## Problem details
Give only the number of lines below that contain the word "accent".

## Data provided
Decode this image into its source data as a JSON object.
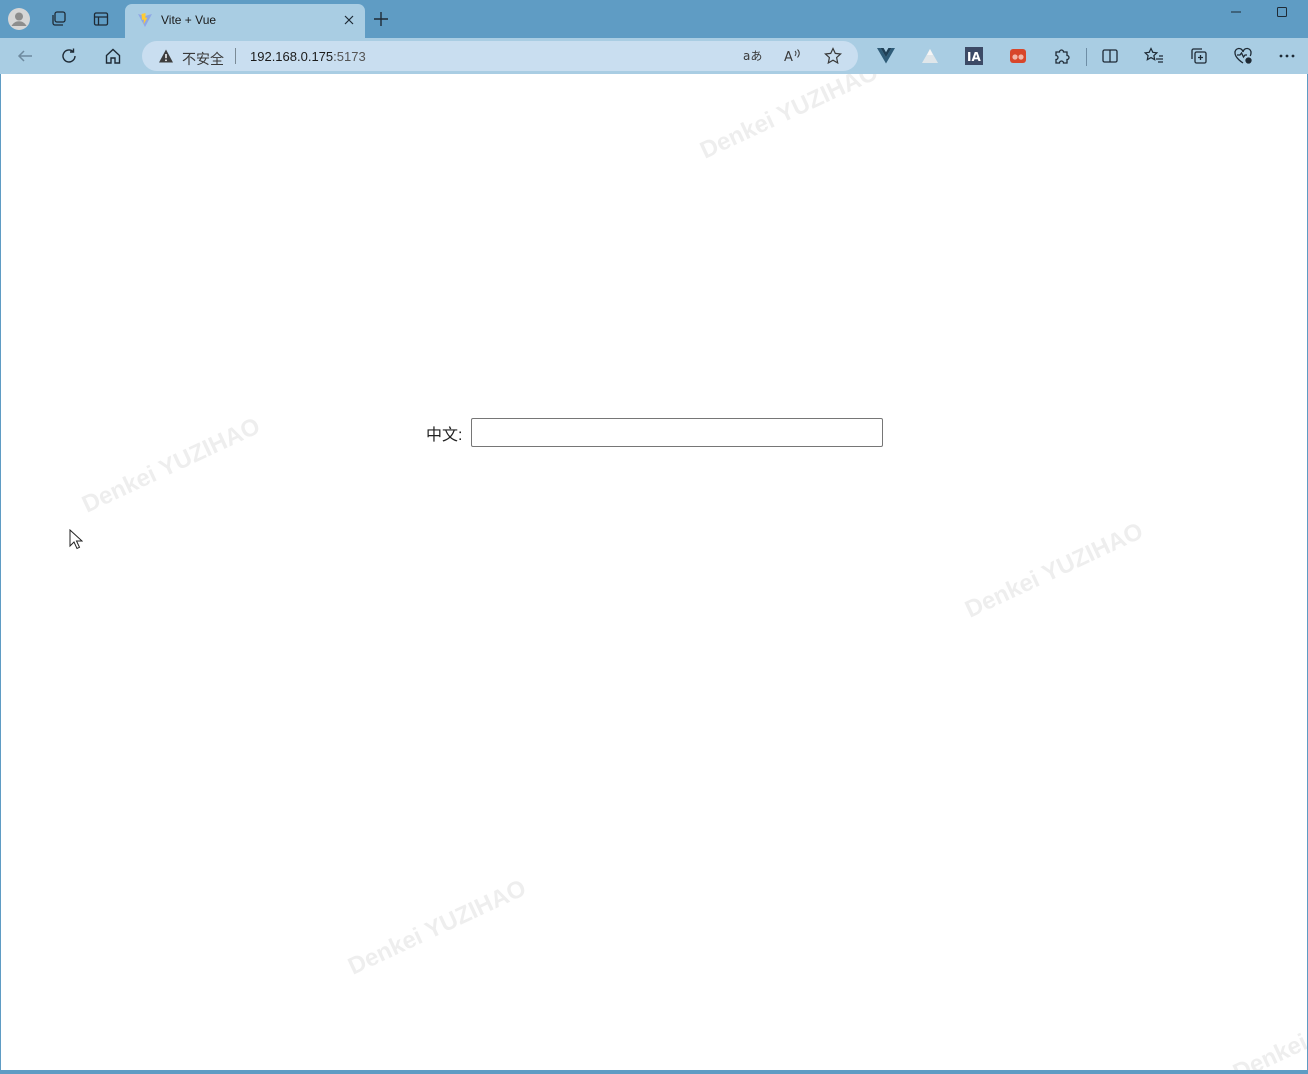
{
  "browser": {
    "tab": {
      "title": "Vite + Vue"
    },
    "address_bar": {
      "security_label": "不安全",
      "url_host": "192.168.0.175",
      "url_port": ":5173"
    }
  },
  "page": {
    "form": {
      "label": "中文:",
      "input_value": ""
    },
    "watermark_text": "Denkei YUZIHAO",
    "watermark_partial": "Denkei"
  },
  "colors": {
    "tabstrip_bg": "#5f9cc4",
    "toolbar_bg": "#a9cde3",
    "page_bg": "#ffffff"
  }
}
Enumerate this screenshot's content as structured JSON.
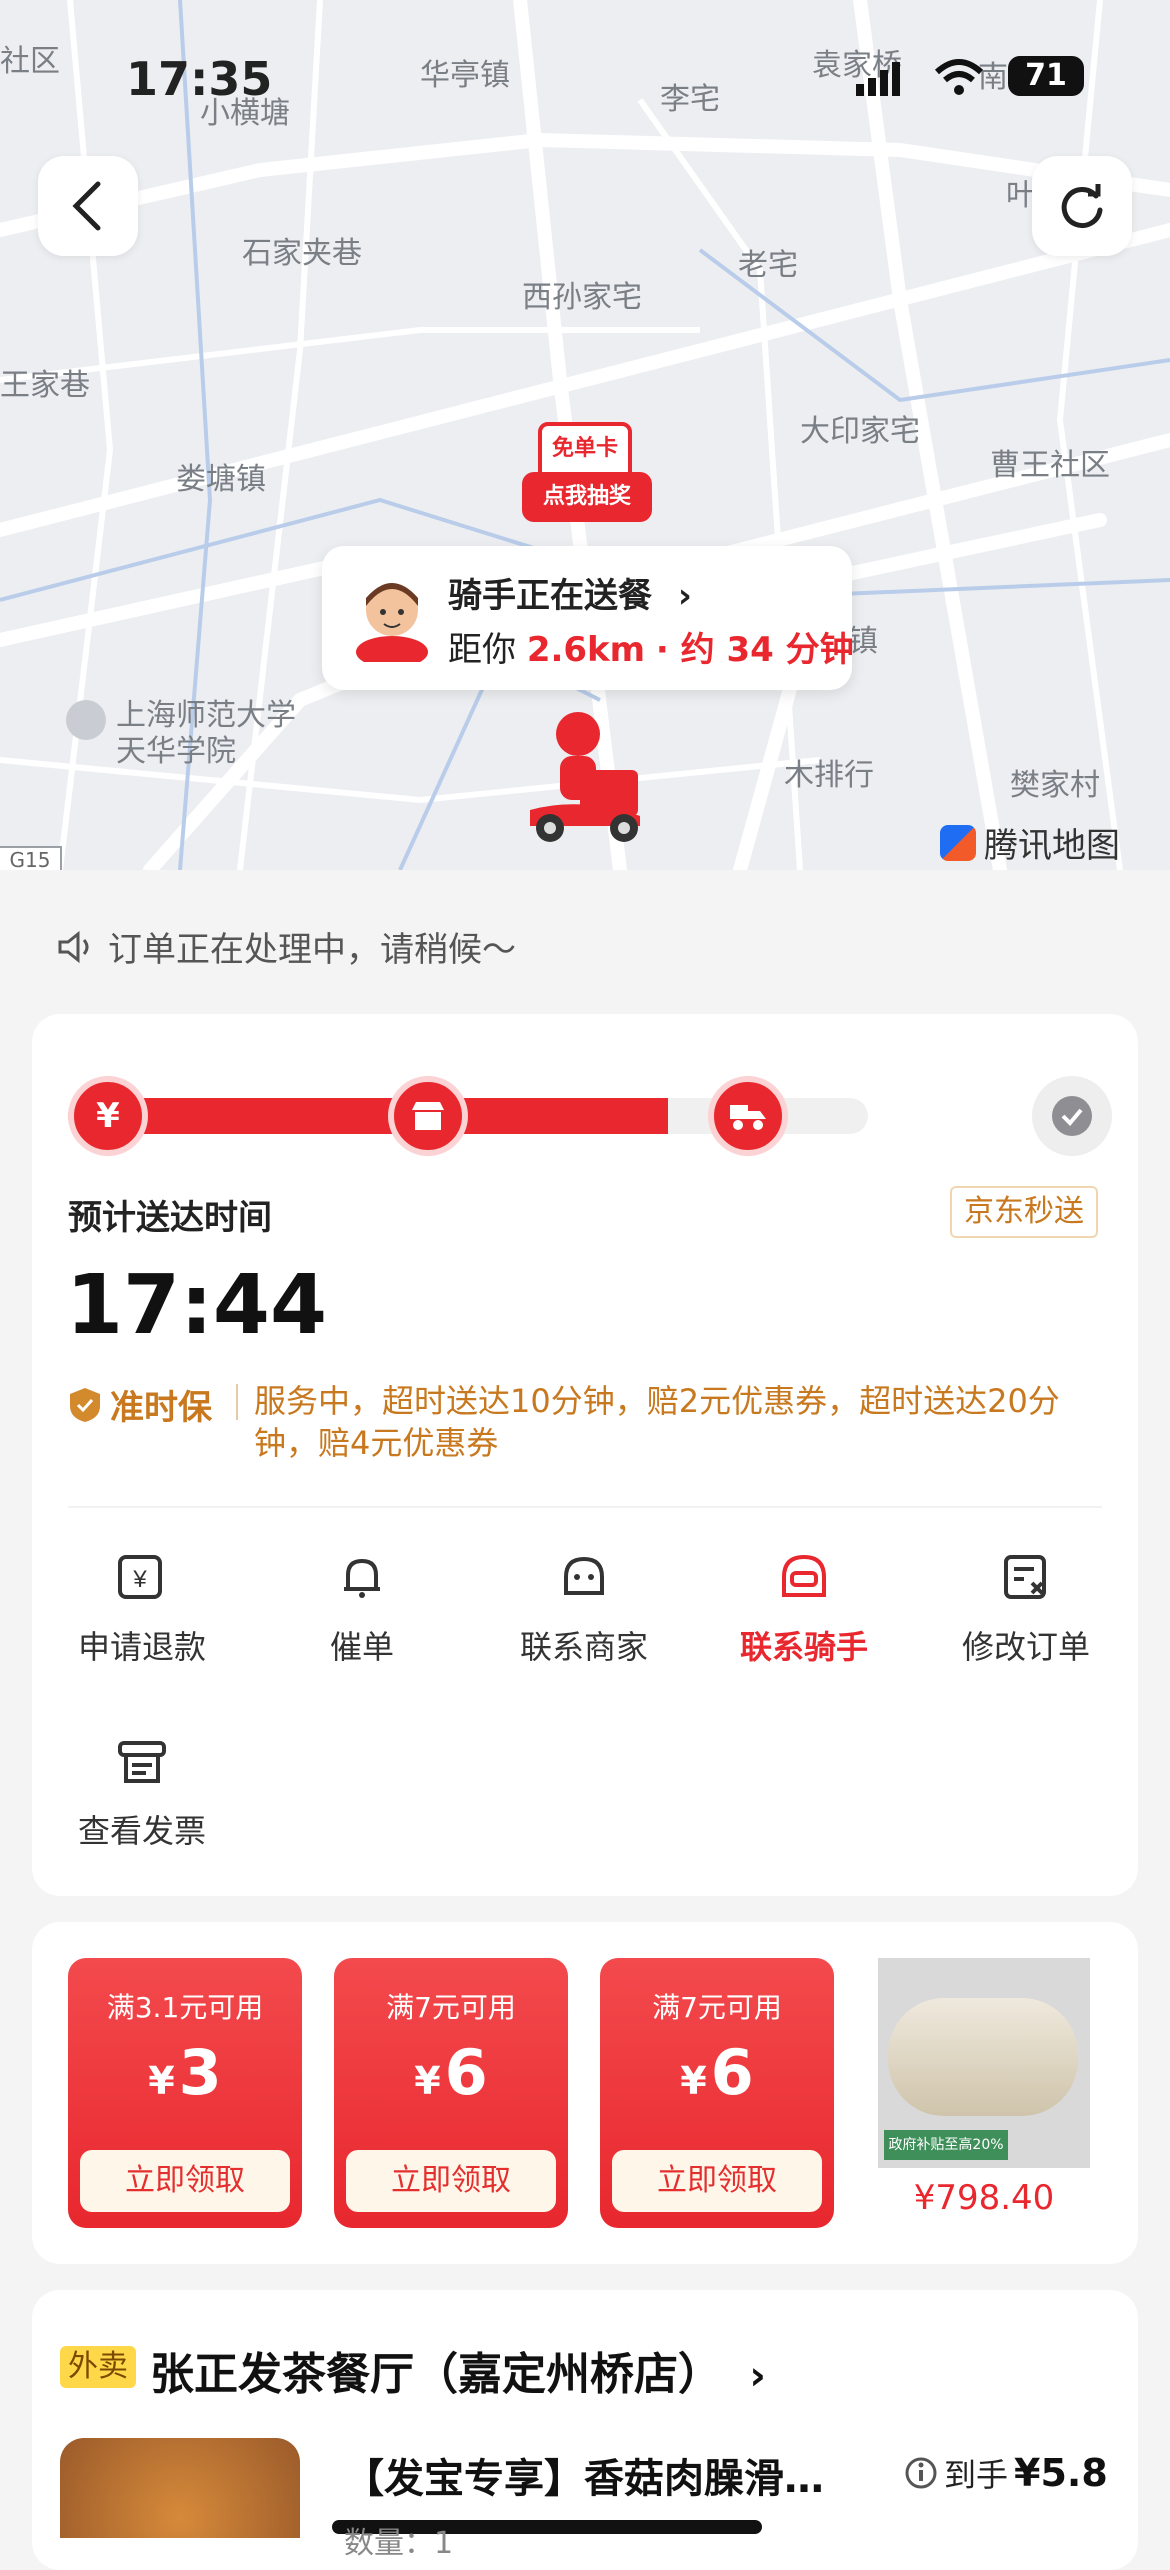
{
  "status_bar": {
    "time": "17:35",
    "battery": "71"
  },
  "map": {
    "places": [
      "华亭镇",
      "李宅",
      "袁家桥",
      "南",
      "小横塘",
      "叶",
      "石家夹巷",
      "老宅",
      "西孙家宅",
      "王家巷",
      "大印家宅",
      "曹王社区",
      "娄塘镇",
      "镇",
      "上海师范大学",
      "天华学院",
      "木排行",
      "樊家村",
      "社区",
      "G15"
    ],
    "promo_tag": "免单卡",
    "promo_button": "点我抽奖",
    "rider_status": "骑手正在送餐",
    "distance_prefix": "距你",
    "distance": "2.6km",
    "eta_text": "· 约 34 分钟",
    "map_brand": "腾讯地图"
  },
  "notice": "订单正在处理中，请稍候～",
  "delivery": {
    "eta_label": "预计送达时间",
    "service_tag": "京东秒送",
    "eta_time": "17:44",
    "ontime_label": "准时保",
    "ontime_text": "服务中，超时送达10分钟，赔2元优惠券，超时送达20分钟，赔4元优惠券",
    "progress": 0.75,
    "actions": [
      {
        "label": "申请退款",
        "icon": "refund-icon"
      },
      {
        "label": "催单",
        "icon": "bell-icon"
      },
      {
        "label": "联系商家",
        "icon": "store-chat-icon"
      },
      {
        "label": "联系骑手",
        "icon": "rider-helmet-icon"
      },
      {
        "label": "修改订单",
        "icon": "edit-order-icon"
      },
      {
        "label": "查看发票",
        "icon": "invoice-icon"
      }
    ]
  },
  "coupons": [
    {
      "condition": "满3.1元可用",
      "currency": "¥",
      "amount": "3",
      "button": "立即领取"
    },
    {
      "condition": "满7元可用",
      "currency": "¥",
      "amount": "6",
      "button": "立即领取"
    },
    {
      "condition": "满7元可用",
      "currency": "¥",
      "amount": "6",
      "button": "立即领取"
    }
  ],
  "product_ad": {
    "badge": "政府补贴至高20%",
    "price": "¥798.40"
  },
  "store": {
    "tag": "外卖",
    "name": "张正发茶餐厅（嘉定州桥店）",
    "item_name": "【发宝专享】香菇肉臊滑…",
    "item_qty": "数量：1",
    "price_prefix": "到手",
    "price": "¥5.8"
  },
  "colors": {
    "accent": "#e8272e",
    "gold": "#c8781e",
    "text": "#222222"
  }
}
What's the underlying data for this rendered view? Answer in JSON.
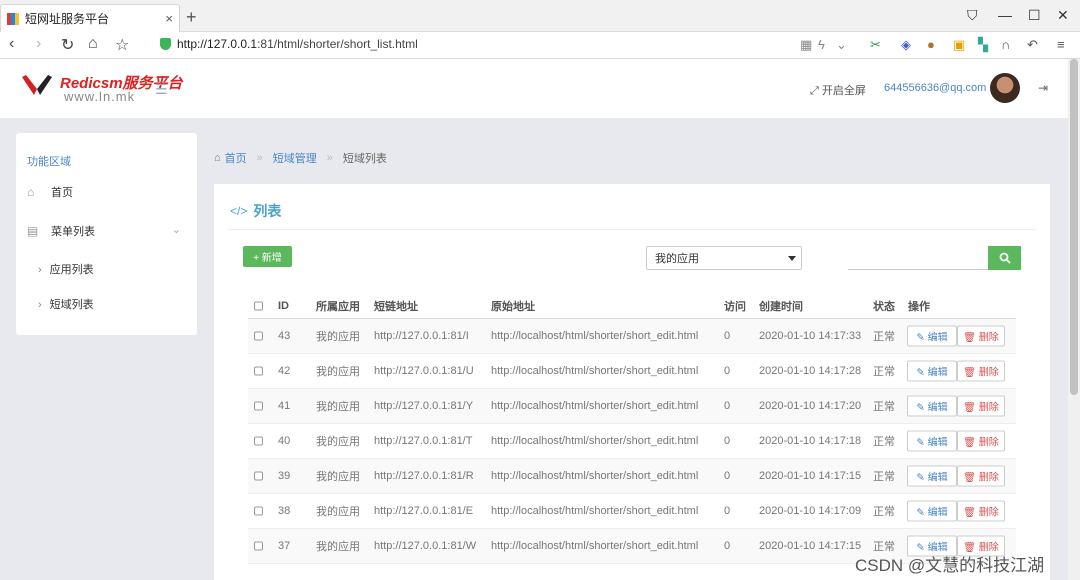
{
  "browser": {
    "tab_title": "短网址服务平台",
    "tab_close": "×",
    "new_tab": "+",
    "url_host": "http://127.0.0.1",
    "url_rest": ":81/html/shorter/short_list.html"
  },
  "header": {
    "brand": "Redicsm服务平台",
    "domain": "www.ln.mk",
    "fullscreen_label": "开启全屏",
    "user_email": "644556636@qq.com"
  },
  "sidebar": {
    "section_title": "功能区域",
    "home_label": "首页",
    "menu_label": "菜单列表",
    "sub_items": [
      "应用列表",
      "短域列表"
    ]
  },
  "breadcrumb": {
    "home": "首页",
    "section": "短域管理",
    "current": "短域列表",
    "separator": "»"
  },
  "panel": {
    "title": "列表",
    "add_label": "+ 新增",
    "select_value": "我的应用",
    "search_placeholder": ""
  },
  "table": {
    "headers": [
      "ID",
      "所属应用",
      "短链地址",
      "原始地址",
      "访问",
      "创建时间",
      "状态",
      "操作"
    ],
    "edit_label": "✎ 编辑",
    "delete_label": "🗑 删除",
    "rows": [
      {
        "id": "43",
        "app": "我的应用",
        "short": "http://127.0.0.1:81/I",
        "origin": "http://localhost/html/shorter/short_edit.html",
        "visits": "0",
        "created": "2020-01-10 14:17:33",
        "status": "正常"
      },
      {
        "id": "42",
        "app": "我的应用",
        "short": "http://127.0.0.1:81/U",
        "origin": "http://localhost/html/shorter/short_edit.html",
        "visits": "0",
        "created": "2020-01-10 14:17:28",
        "status": "正常"
      },
      {
        "id": "41",
        "app": "我的应用",
        "short": "http://127.0.0.1:81/Y",
        "origin": "http://localhost/html/shorter/short_edit.html",
        "visits": "0",
        "created": "2020-01-10 14:17:20",
        "status": "正常"
      },
      {
        "id": "40",
        "app": "我的应用",
        "short": "http://127.0.0.1:81/T",
        "origin": "http://localhost/html/shorter/short_edit.html",
        "visits": "0",
        "created": "2020-01-10 14:17:18",
        "status": "正常"
      },
      {
        "id": "39",
        "app": "我的应用",
        "short": "http://127.0.0.1:81/R",
        "origin": "http://localhost/html/shorter/short_edit.html",
        "visits": "0",
        "created": "2020-01-10 14:17:15",
        "status": "正常"
      },
      {
        "id": "38",
        "app": "我的应用",
        "short": "http://127.0.0.1:81/E",
        "origin": "http://localhost/html/shorter/short_edit.html",
        "visits": "0",
        "created": "2020-01-10 14:17:09",
        "status": "正常"
      },
      {
        "id": "37",
        "app": "我的应用",
        "short": "http://127.0.0.1:81/W",
        "origin": "http://localhost/html/shorter/short_edit.html",
        "visits": "0",
        "created": "2020-01-10 14:17:15",
        "status": "正常"
      }
    ]
  },
  "watermark": "CSDN @文慧的科技江湖",
  "colors": {
    "accent": "#4a86c5",
    "success": "#5cb85c",
    "danger": "#d9534f",
    "brand": "#e02020"
  }
}
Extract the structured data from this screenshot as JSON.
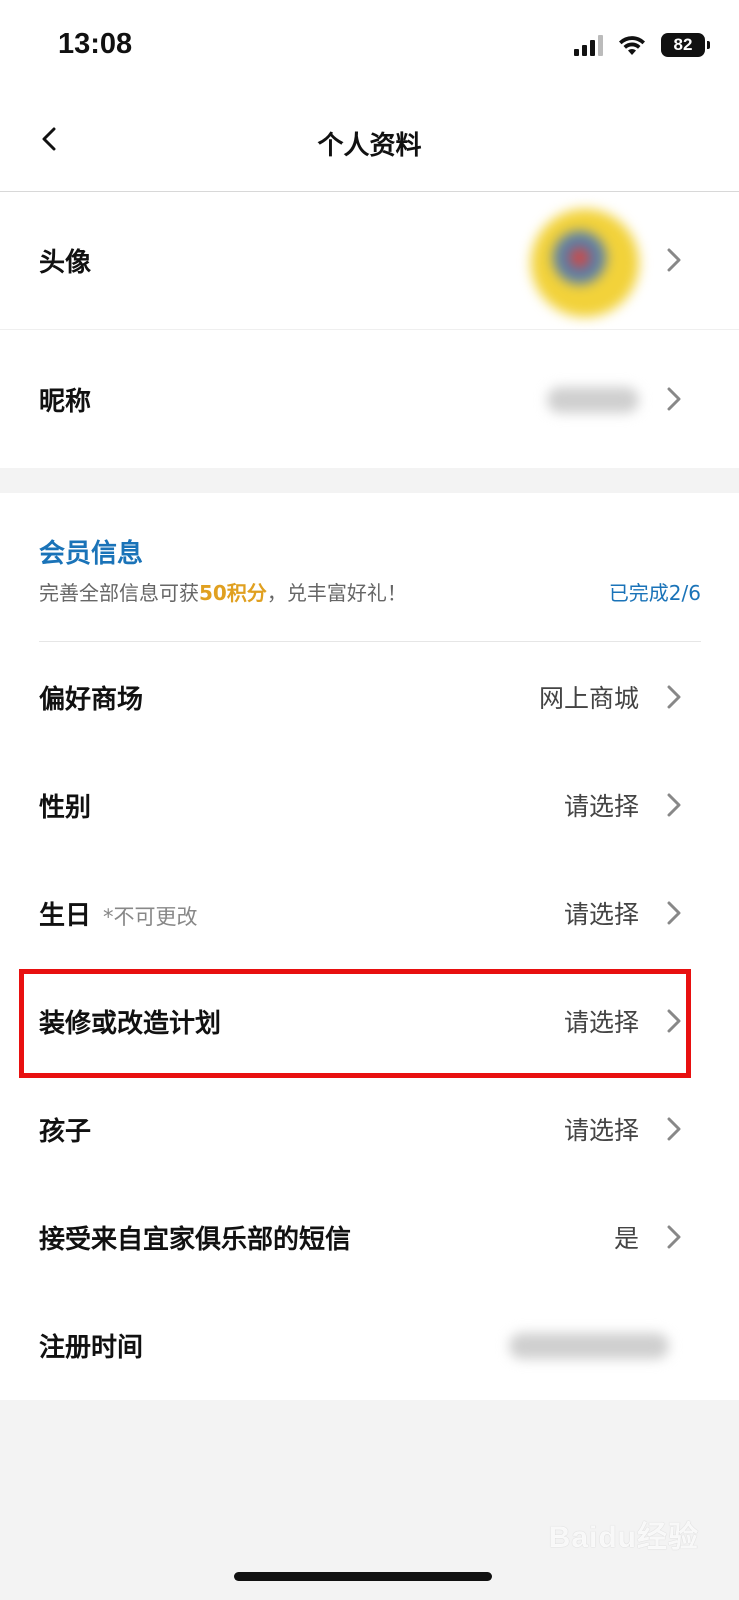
{
  "status_bar": {
    "time": "13:08",
    "battery": "82"
  },
  "nav": {
    "title": "个人资料"
  },
  "profile": {
    "avatar_label": "头像",
    "nickname_label": "昵称"
  },
  "member": {
    "title": "会员信息",
    "subtitle_before": "完善全部信息可获",
    "subtitle_points": "50积分",
    "subtitle_after": "，兑丰富好礼！",
    "progress": "已完成2/6",
    "rows": [
      {
        "label": "偏好商场",
        "value": "网上商城"
      },
      {
        "label": "性别",
        "value": "请选择"
      },
      {
        "label": "生日",
        "note": "*不可更改",
        "value": "请选择"
      },
      {
        "label": "装修或改造计划",
        "value": "请选择"
      },
      {
        "label": "孩子",
        "value": "请选择"
      },
      {
        "label": "接受来自宜家俱乐部的短信",
        "value": "是"
      },
      {
        "label": "注册时间"
      }
    ]
  },
  "watermark": "Baidu经验",
  "colors": {
    "accent": "#1a73b8",
    "points": "#e0a020",
    "highlight": "#e81010"
  }
}
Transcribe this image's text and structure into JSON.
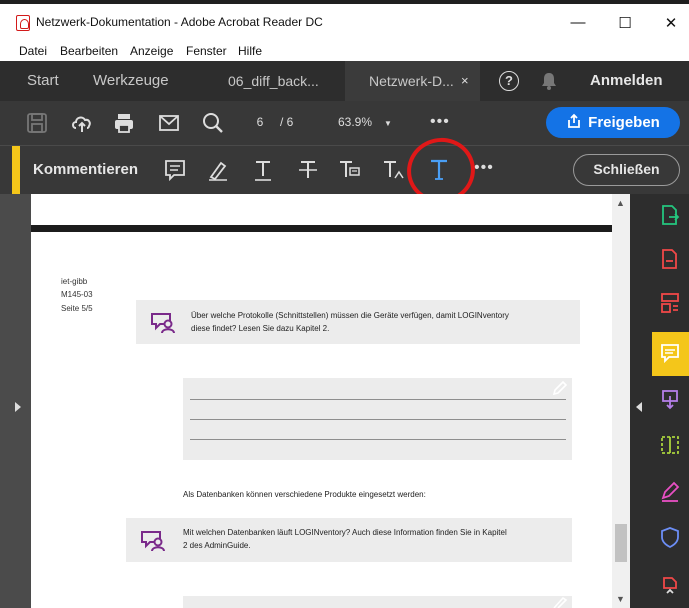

## Finished answer
3